▸ What to do
Copy every line of the data that includes the string "Expenditures".

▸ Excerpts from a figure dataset
▬▬▬▬▬▬▬▬▬▬

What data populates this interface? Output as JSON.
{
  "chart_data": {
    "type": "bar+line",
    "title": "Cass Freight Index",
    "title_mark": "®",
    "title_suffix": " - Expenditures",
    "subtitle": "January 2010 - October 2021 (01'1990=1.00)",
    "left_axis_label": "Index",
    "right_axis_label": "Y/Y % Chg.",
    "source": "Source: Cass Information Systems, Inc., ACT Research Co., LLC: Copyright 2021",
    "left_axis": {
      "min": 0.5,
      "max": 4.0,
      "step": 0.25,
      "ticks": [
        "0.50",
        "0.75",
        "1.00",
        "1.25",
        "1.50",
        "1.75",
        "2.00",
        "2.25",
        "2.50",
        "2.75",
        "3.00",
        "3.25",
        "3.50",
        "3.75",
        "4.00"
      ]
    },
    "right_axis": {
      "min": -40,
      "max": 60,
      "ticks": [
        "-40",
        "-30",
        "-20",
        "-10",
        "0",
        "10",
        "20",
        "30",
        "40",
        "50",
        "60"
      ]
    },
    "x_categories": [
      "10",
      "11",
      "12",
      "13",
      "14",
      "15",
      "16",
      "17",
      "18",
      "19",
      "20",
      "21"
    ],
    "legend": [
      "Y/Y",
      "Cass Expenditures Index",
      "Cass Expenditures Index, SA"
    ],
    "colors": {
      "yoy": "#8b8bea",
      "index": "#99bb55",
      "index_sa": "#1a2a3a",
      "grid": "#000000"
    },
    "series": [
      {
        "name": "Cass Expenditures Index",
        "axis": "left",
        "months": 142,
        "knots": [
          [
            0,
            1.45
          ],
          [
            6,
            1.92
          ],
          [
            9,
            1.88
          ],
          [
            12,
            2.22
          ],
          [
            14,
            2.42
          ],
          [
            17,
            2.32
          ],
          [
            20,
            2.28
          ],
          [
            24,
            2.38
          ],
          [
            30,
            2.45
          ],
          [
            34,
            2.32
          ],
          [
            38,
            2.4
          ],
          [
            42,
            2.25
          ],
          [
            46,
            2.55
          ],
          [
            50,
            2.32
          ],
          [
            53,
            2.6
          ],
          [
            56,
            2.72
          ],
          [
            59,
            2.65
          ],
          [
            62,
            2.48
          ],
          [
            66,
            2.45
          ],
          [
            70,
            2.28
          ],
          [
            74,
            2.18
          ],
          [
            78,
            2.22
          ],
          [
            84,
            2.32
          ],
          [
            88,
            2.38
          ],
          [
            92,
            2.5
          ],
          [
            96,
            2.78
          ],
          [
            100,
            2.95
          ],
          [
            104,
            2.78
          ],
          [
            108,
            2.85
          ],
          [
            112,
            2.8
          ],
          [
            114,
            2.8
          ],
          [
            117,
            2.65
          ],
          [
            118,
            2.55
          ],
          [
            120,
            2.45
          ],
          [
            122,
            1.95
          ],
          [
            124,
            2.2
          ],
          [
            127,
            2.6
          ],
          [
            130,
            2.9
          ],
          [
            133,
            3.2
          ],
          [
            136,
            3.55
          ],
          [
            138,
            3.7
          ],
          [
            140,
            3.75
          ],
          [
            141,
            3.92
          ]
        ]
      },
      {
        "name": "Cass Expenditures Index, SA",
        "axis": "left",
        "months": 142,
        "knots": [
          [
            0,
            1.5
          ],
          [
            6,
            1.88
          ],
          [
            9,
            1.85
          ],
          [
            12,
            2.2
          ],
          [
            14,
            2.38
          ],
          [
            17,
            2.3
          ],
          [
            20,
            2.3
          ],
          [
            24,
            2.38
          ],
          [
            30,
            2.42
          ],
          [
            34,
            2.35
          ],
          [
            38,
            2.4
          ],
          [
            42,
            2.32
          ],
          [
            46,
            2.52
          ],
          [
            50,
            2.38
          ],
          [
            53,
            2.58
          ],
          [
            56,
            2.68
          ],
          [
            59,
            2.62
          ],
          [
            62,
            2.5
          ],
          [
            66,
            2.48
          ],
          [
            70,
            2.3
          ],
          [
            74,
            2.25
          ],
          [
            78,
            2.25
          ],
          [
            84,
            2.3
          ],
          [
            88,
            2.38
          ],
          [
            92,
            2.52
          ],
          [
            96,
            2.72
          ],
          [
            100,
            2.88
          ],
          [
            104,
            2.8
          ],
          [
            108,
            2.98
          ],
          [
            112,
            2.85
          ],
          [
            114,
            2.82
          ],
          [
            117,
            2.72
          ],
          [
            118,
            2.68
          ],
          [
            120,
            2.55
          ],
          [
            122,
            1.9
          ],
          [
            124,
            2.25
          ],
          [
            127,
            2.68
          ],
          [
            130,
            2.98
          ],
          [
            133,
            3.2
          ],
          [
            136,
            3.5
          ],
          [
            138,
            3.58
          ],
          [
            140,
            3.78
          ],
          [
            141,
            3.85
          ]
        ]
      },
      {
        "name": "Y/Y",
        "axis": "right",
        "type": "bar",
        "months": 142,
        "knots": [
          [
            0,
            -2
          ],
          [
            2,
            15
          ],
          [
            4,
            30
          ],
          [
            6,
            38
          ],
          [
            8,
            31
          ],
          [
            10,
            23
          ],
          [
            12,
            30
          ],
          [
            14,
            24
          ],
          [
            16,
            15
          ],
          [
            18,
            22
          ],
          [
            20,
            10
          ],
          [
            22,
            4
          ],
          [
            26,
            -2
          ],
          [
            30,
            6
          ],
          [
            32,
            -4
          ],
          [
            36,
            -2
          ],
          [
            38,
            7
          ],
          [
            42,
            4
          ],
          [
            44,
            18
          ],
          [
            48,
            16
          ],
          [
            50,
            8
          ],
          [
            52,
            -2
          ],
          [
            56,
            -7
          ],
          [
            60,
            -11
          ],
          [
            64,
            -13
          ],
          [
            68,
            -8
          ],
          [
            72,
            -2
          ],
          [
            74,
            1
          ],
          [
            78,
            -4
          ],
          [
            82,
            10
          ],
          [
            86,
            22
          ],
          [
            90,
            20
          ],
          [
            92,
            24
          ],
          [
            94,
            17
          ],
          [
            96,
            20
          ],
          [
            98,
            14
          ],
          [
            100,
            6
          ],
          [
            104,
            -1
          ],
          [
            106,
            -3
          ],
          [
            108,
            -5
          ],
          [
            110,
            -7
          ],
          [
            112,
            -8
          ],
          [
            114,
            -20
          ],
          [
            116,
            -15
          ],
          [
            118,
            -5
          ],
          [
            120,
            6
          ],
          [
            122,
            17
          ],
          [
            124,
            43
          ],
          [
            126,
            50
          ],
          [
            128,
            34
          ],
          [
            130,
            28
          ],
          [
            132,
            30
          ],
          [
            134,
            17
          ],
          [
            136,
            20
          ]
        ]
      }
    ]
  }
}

▬▬▬▬▬▬▬▬▬▬

▸ Full answer
    "title_suffix": " - Expenditures",
      "Cass Expenditures Index",
      "Cass Expenditures Index, SA"
        "name": "Cass Expenditures Index",
        "name": "Cass Expenditures Index, SA",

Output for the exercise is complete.